OBJETIVO DEL EJERCICIO: Según el fragmento sobre The Kinks, ¿dónde nacieron los hermanos Raymond Douglas y David Russell Gordon Davies?

::: FRAGMENTO DEL DOCUMENTO

La historia de The Kinks es como ninguna otra pero, como muchas, comienza con dos adolescentes tocando rock en la sala de la casa de sus padres. Después viene una carrera vertiginosa que se da el lujo del autosabotaje y la experimentación, en la que sus protagonistas se atreven a mutar de banda a troupe teatral y proponen discos conceptuales nunca del todo entendidos. Al final, sin embargo, hay estadios llenos y la puerta abierta para una resurrección. La historia es larga y rara y única; ha sido prolija y exhaustivamente documentada pero, aún así, su resolución parece imposible o, por lo menos, lejana.

Los sesenta

Los hermanos Raymond Douglas (1944) y David Russell Gordon Davies (1947) nacieron en el número 6 de Denmark Terrace en Fortis Green, Muswell Hill, al norte de Londres. Al poco tiempo ya estaban peleándose por quién iba a cantar ese estribillo o hacerse cargo de aquel solo de guitarra. Empezaron tocando skiffle británico y rock and roll negro, se juntaron con amigos, tuvieron algunas bandas tan efímeras como sus nombres (The Ray Davies Quartet, The Ravens) y un par de sencillos fallidos antes de alcanzar la piedra filosofal y fundamental del sonido que estremeció al mundo en el verano de 1964.

Esa canción se llamó “You Really Got Me”, pero fueron ellos, nombrados definitivamente The Kinks, quienes poseyeron al planeta con riffs abrasivos y letras casi violentas (como de drugos pelando naranjas mecánicas), entonadas por una voz rara, nasal, casi amanerada. La sensación —perversa— era la de escuchar a un nerd decidido a dejar de serlo sin importar el precio. “Don’t Ever Let Me Go” y “All Day and All of the Night”, por ejemplo, son canciones que parecen ir contra la moda de tiempos que están cambiando y que, en el decir y sentir del vocalista Ray Davies, no deberían cambiar. Son canciones de un romántico a la antigua que prefiere quedarse en casa releyendo a Dickens antes que salir de farra con la fauna más respetable y controversial de los sesenta: The Kinks despreciaban los estampados de colores y se fotografiaban vestidos como para cazar zorros. Y Ray Davies —ya casado y con hijo— se proponía como el más transgresor de todos: el rebelde conservador que alguna noche dorada dijo: “Yo me siento raro cuando la gente viene y me dice que salgamos y la pasemos bien. Así que les contesto que no, que yo estoy bien así. Les digo: Salgan ustedes y yo escribiré sobre ello”.

::::::
::: LISTA DE LÍNEAS

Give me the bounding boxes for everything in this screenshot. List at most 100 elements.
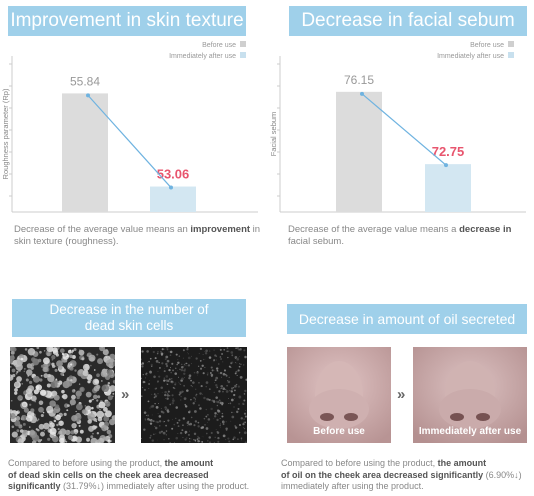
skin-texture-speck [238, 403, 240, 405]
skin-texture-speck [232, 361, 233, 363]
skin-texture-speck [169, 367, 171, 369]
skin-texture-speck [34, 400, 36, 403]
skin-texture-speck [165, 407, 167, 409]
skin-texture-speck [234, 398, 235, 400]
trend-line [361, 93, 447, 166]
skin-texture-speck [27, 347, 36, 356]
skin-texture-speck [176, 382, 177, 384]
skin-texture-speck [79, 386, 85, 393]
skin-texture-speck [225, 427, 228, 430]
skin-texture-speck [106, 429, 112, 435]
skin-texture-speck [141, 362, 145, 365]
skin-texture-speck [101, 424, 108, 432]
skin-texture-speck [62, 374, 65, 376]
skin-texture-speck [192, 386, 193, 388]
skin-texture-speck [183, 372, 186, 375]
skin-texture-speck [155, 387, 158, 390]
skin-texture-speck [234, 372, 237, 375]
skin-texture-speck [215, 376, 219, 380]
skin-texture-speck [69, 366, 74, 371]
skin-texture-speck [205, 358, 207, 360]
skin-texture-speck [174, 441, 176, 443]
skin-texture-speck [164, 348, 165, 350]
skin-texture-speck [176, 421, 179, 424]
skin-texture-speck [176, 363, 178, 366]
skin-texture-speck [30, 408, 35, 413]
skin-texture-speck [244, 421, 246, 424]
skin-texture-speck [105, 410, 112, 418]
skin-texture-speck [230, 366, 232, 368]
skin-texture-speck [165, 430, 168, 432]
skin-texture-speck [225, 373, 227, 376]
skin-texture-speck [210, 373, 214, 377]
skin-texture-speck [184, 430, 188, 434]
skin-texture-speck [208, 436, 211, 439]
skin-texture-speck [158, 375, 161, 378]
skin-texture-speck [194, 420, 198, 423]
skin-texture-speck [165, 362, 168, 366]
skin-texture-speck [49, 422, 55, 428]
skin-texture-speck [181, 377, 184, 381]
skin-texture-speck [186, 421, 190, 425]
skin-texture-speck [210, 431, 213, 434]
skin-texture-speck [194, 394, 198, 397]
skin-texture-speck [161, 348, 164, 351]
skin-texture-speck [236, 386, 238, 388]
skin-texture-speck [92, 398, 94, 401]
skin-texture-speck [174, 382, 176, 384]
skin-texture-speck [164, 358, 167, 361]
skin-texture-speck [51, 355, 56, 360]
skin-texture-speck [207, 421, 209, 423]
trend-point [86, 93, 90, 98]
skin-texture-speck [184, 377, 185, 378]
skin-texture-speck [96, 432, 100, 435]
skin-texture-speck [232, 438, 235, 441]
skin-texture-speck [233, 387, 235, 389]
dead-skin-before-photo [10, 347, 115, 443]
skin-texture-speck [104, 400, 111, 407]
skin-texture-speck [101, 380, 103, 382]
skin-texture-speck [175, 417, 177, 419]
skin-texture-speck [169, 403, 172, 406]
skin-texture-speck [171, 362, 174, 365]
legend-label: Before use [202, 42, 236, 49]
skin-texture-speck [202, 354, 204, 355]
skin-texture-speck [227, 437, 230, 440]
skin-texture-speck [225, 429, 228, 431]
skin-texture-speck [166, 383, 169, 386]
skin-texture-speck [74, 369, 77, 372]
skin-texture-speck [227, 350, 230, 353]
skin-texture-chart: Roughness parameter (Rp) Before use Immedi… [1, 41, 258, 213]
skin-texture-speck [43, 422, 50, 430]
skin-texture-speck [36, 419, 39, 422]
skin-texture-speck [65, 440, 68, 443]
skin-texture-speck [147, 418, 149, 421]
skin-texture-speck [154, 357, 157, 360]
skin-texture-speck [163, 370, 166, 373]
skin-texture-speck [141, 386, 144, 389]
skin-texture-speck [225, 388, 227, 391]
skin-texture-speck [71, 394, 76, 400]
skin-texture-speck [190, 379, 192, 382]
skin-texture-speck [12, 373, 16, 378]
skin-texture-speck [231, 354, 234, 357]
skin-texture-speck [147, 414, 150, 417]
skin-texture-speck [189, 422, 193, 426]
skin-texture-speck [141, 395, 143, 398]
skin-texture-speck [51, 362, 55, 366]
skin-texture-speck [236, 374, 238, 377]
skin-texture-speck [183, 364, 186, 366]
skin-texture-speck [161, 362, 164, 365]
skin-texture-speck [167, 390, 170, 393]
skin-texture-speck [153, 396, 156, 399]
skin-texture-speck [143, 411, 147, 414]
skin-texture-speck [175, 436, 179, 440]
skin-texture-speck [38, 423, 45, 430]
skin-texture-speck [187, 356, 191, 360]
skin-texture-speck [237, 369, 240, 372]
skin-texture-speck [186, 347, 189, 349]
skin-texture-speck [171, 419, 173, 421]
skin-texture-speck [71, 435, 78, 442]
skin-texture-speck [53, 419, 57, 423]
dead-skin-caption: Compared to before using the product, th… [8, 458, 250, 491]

::::::

RESPUESTA DEL EJERCICIO: Nacieron en el número 6 de Denmark Terrace, en Fortis Green, Muswell Hill, al norte de Londres.